> **EXERCISE GOAL**: Of the lines in the data below, count the ones holding the string "planned", and answer with that number only.

* Start RECORDS FOR THE EXERCISE *

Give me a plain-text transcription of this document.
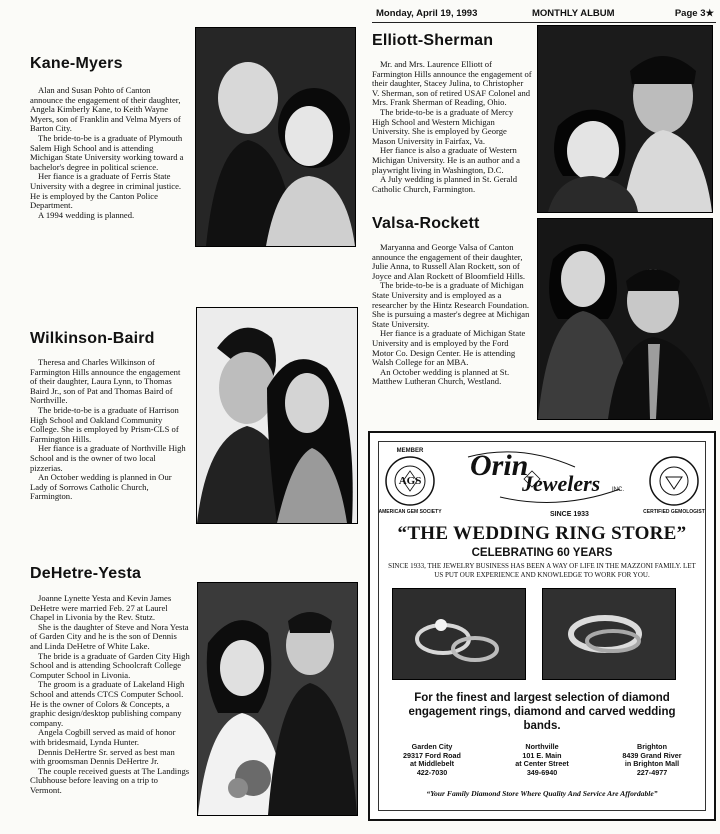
Monday, April 19, 1993	MONTHLY ALBUM	Page 3★
Kane-Myers

Alan and Susan Pohto of Canton announce the engagement of their daughter, Angela Kimberly Kane, to Keith Wayne Myers, son of Franklin and Velma Myers of Barton City.

The bride-to-be is a graduate of Plymouth Salem High School and is attending Michigan State University working toward a bachelor's degree in political science.

Her fiance is a graduate of Ferris State University with a degree in criminal justice. He is employed by the Canton Police Department.

A 1994 wedding is planned.

Wilkinson-Baird

Theresa and Charles Wilkinson of Farmington Hills announce the engagement of their daughter, Laura Lynn, to Thomas Baird Jr., son of Pat and Thomas Baird of Northville.

The bride-to-be is a graduate of Harrison High School and Oakland Community College. She is employed by Prism-CLS of Farmington Hills.

Her fiance is a graduate of Northville High School and is the owner of two local pizzerias.

An October wedding is planned in Our Lady of Sorrows Catholic Church, Farmington.

DeHetre-Yesta

Joanne Lynette Yesta and Kevin James DeHetre were married Feb. 27 at Laurel Chapel in Livonia by the Rev. Stutz.

She is the daughter of Steve and Nora Yesta of Garden City and he is the son of Dennis and Linda DeHetre of White Lake.

The bride is a graduate of Garden City High School and is attending Schoolcraft College Computer School in Livonia.

The groom is a graduate of Lakeland High School and attends CTCS Computer School. He is the owner of Colors & Concepts, a graphic design/desktop publishing company company.

Angela Cogbill served as maid of honor with bridesmaid, Lynda Hunter.

Dennis DeHertre Sr. served as best man with groomsman Dennis DeHertre Jr.

The couple received guests at The Landings Clubhouse before leaving on a trip to Vermont.

Elliott-Sherman

Mr. and Mrs. Laurence Elliott of Farmington Hills announce the engagement of their daughter, Stacey Julina, to Christopher V. Sherman, son of retired USAF Colonel and Mrs. Frank Sherman of Reading, Ohio.

The bride-to-be is a graduate of Mercy High School and Western Michigan University. She is employed by George Mason University in Fairfax, Va.

Her fiance is also a graduate of Western Michigan University. He is an author and a playwright living in Washington, D.C.

A July wedding is planned in St. Gerald Catholic Church, Farmington.

Valsa-Rockett

Maryanna and George Valsa of Canton announce the engagement of their daughter, Julie Anna, to Russell Alan Rockett, son of Joyce and Alan Rockett of Bloomfield Hills.

The bride-to-be is a graduate of Michigan State University and is employed as a researcher by the Hintz Research Foundation. She is pursuing a master's degree at Michigan State University.

Her fiance is a graduate of Michigan State University and is employed by the Ford Motor Co. Design Center. He is attending Walsh College for an MBA.

An October wedding is planned at St. Matthew Lutheran Church, Westland.

MEMBER
AGS
AMERICAN GEM SOCIETY	CERTIFIED GEMOLOGIST
Orin
Jewelers INC.
SINCE 1933
“THE WEDDING RING STORE”
CELEBRATING 60 YEARS
SINCE 1933, THE JEWELRY BUSINESS HAS BEEN A WAY OF LIFE IN THE MAZZONI FAMILY. LET US PUT OUR EXPERIENCE AND KNOWLEDGE TO WORK FOR YOU.
For the finest and largest selection of diamond engagement rings, diamond and carved wedding bands.
Garden City
29317 Ford Road
at Middlebelt
422-7030
Northville
101 E. Main
at Center Street
349-6940
Brighton
8439 Grand River
in Brighton Mall
227-4977
“Your Family Diamond Store Where Quality And Service Are Affordable”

* End RECORDS FOR THE EXERCISE *

> **SOLUTION TO THIS TASK**: 4